* [What you will do] Every line containing the word "JSON" needs to be found and copied.
========
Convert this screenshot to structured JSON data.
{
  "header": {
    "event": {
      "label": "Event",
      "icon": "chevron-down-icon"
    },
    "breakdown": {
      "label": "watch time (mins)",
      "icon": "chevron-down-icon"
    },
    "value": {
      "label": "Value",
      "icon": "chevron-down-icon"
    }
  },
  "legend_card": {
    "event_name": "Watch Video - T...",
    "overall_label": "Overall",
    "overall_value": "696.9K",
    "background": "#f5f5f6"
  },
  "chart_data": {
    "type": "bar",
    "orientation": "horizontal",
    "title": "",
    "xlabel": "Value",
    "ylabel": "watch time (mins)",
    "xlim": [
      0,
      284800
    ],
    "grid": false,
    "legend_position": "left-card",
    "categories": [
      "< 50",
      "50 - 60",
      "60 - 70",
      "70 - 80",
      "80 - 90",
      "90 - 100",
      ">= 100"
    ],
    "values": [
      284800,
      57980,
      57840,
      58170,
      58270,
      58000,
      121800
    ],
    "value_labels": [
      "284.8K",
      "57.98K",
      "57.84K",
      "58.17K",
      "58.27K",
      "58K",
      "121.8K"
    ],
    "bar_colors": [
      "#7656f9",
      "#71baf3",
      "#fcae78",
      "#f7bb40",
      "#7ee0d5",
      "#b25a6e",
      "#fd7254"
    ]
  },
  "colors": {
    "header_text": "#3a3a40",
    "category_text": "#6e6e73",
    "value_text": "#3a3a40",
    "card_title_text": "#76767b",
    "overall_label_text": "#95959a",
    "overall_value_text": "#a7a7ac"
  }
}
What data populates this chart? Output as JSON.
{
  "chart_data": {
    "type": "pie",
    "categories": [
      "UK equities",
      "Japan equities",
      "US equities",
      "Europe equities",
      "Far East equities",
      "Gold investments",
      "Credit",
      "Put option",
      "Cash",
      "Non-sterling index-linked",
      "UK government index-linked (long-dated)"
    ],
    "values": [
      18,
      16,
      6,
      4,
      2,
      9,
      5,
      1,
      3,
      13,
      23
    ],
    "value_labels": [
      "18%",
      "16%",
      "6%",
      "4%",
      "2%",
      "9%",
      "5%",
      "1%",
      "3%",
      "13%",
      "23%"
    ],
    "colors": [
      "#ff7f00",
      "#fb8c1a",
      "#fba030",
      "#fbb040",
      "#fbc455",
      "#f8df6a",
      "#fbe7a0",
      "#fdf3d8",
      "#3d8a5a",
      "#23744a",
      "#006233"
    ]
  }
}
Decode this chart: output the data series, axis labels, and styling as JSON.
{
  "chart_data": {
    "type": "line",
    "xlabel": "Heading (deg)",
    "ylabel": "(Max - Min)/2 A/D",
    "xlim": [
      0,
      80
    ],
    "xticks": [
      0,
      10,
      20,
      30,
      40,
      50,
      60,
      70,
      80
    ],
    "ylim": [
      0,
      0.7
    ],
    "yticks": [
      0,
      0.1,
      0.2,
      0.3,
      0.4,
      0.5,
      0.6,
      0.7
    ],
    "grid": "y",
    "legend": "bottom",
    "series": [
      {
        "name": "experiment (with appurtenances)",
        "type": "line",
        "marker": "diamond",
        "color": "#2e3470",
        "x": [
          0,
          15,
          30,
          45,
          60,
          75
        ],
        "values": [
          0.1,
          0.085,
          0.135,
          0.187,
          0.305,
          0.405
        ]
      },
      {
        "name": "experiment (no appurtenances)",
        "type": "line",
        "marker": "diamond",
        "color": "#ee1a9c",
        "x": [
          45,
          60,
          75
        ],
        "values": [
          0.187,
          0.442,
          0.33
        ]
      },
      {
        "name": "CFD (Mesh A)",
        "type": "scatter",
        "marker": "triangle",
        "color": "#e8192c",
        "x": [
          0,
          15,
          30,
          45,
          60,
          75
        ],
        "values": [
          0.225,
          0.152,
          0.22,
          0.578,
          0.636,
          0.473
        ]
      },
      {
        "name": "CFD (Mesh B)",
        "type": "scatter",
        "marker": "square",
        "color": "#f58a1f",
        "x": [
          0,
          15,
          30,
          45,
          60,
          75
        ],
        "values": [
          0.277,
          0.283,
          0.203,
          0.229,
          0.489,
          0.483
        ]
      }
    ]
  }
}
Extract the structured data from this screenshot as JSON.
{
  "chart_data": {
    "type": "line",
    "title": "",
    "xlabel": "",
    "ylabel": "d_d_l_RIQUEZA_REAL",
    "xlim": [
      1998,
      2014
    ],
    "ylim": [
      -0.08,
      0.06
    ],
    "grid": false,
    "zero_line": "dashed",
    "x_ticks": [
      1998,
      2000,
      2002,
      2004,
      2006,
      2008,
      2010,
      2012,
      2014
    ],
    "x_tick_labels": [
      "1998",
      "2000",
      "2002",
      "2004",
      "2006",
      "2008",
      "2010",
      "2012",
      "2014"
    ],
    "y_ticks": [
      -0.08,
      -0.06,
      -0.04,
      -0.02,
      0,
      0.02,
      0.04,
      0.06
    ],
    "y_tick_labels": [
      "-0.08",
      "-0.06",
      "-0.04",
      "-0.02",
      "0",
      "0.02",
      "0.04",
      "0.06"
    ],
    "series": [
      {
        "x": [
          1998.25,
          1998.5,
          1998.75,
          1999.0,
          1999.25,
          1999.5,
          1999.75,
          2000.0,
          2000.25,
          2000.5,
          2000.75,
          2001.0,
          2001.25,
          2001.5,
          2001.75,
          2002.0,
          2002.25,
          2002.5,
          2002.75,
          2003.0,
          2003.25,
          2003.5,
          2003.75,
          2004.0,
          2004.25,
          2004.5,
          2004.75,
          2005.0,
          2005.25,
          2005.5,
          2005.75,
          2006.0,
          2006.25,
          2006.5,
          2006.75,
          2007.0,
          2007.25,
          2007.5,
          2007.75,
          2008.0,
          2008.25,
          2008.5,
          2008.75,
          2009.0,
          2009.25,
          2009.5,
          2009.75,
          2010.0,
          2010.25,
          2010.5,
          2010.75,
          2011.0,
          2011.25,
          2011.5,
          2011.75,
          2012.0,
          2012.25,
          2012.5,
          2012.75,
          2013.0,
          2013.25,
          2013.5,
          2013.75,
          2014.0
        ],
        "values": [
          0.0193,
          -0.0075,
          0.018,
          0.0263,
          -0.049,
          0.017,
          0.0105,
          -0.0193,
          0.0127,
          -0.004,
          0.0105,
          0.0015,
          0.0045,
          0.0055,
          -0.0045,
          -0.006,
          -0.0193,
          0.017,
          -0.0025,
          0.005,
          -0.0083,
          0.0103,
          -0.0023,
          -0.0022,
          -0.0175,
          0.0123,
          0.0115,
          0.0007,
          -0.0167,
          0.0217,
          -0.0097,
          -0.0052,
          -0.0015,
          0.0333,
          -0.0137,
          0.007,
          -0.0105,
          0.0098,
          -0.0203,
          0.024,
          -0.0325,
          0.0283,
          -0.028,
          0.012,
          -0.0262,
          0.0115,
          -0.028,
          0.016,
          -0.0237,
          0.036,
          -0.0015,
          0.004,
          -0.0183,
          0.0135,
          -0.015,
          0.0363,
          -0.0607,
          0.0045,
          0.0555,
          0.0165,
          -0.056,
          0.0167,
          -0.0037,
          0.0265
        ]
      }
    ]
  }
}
========
* [Task solution]
Convert this screenshot to structured JSON data.
What data populates this chart? Output as JSON.
Decode this chart: output the data series, axis labels, and styling as JSON.
Extract the structured data from this screenshot as JSON.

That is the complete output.